### [SUPPLIED DATA]
## START

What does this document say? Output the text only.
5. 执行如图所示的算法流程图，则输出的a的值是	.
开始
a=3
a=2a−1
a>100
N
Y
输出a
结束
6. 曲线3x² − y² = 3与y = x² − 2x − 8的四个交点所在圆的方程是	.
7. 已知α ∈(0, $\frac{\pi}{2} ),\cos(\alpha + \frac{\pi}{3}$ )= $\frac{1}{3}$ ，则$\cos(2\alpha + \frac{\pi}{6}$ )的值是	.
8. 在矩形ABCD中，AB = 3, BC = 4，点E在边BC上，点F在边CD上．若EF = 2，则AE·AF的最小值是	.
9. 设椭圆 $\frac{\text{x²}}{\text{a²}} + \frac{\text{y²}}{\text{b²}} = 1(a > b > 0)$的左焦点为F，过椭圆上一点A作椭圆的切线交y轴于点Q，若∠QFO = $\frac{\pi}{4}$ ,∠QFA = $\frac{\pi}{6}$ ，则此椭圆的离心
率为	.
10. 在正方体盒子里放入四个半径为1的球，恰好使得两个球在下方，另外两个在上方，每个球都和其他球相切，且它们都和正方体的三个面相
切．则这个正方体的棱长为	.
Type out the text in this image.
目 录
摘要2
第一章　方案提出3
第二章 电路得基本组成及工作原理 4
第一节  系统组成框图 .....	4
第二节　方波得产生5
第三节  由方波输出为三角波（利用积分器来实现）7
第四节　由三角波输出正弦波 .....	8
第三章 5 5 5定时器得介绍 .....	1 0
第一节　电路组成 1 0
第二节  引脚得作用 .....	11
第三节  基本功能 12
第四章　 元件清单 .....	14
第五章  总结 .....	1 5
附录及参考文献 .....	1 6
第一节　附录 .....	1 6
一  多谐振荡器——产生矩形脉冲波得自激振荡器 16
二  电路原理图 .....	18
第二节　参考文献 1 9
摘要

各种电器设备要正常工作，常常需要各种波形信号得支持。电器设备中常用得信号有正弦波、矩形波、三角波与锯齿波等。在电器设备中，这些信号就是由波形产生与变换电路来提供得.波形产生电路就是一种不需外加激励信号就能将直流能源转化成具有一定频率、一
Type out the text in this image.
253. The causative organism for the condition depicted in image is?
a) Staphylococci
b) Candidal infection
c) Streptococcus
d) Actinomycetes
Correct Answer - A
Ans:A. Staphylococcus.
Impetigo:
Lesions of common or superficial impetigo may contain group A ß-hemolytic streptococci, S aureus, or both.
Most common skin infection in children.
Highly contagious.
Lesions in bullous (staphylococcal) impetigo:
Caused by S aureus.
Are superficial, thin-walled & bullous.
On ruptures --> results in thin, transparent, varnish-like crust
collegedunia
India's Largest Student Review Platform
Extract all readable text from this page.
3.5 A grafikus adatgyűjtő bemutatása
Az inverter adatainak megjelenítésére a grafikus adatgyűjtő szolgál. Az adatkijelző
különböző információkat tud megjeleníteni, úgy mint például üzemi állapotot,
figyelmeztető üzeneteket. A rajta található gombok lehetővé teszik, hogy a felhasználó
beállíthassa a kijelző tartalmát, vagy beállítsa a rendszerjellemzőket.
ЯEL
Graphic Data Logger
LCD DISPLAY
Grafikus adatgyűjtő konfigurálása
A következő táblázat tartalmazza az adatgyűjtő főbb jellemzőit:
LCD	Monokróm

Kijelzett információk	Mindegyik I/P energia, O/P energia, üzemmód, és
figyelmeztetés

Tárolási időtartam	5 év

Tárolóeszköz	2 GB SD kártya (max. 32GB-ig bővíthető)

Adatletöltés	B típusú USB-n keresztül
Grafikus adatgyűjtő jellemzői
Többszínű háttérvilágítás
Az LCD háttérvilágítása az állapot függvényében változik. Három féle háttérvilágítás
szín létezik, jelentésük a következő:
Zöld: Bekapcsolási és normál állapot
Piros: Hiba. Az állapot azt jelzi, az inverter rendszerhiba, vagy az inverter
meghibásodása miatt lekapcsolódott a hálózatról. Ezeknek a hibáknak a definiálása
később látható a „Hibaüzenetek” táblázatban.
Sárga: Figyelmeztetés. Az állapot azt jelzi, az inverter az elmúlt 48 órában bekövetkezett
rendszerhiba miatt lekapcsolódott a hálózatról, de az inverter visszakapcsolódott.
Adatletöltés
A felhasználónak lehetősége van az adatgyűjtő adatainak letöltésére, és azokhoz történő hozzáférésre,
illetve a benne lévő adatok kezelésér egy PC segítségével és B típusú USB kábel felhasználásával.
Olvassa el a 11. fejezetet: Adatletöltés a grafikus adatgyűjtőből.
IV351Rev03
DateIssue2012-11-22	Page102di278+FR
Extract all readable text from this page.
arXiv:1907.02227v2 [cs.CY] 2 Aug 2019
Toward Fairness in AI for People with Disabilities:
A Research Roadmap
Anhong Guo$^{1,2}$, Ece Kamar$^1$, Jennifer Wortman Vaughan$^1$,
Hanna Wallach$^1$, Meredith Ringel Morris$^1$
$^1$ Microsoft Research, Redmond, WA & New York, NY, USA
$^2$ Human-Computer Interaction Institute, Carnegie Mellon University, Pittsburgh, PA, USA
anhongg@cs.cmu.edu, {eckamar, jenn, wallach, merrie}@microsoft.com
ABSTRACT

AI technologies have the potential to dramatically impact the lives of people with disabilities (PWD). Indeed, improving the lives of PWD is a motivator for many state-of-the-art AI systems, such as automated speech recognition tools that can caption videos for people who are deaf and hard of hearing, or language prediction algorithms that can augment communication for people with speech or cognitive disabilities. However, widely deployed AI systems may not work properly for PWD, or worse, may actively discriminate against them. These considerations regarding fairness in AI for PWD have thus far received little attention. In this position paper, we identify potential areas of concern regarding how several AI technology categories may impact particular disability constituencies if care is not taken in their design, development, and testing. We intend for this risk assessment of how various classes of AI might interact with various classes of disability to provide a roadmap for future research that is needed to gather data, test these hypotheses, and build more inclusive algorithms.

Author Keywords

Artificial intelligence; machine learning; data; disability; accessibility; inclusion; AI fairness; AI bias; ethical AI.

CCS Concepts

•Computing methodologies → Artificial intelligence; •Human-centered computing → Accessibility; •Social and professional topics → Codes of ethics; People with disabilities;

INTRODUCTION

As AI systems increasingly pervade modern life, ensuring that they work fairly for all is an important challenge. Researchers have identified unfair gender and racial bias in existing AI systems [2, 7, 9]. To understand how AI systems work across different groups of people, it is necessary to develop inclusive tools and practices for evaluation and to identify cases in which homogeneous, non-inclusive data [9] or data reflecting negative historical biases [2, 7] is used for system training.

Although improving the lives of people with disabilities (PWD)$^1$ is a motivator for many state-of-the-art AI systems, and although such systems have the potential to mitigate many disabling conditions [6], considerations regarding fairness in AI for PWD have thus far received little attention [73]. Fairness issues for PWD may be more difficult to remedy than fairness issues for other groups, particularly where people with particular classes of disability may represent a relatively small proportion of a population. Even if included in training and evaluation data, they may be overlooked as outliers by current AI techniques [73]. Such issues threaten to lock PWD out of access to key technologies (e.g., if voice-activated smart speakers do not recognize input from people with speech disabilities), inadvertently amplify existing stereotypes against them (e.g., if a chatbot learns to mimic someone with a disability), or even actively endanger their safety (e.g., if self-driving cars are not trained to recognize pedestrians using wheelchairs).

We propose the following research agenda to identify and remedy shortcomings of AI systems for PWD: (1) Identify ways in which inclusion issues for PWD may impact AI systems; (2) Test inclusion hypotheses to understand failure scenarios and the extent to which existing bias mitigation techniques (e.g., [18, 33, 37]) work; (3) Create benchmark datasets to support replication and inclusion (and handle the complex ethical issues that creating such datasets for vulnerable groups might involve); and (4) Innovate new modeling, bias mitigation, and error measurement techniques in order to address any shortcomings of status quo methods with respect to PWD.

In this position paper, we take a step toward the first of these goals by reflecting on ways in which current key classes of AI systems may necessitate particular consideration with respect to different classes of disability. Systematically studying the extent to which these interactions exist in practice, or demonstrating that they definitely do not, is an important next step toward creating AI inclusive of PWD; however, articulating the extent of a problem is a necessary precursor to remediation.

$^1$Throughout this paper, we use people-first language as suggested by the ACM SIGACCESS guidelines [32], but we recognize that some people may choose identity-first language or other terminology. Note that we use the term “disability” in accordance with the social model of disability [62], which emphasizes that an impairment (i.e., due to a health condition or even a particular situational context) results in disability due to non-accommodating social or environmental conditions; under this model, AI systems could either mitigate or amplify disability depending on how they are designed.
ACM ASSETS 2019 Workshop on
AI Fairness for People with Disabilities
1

## END

### [WHAT YOU HAVE TO DO]
State how many lines of the listing above hold the word "bullous", with nothing but the number.

### [EXERCISE RESULT]
2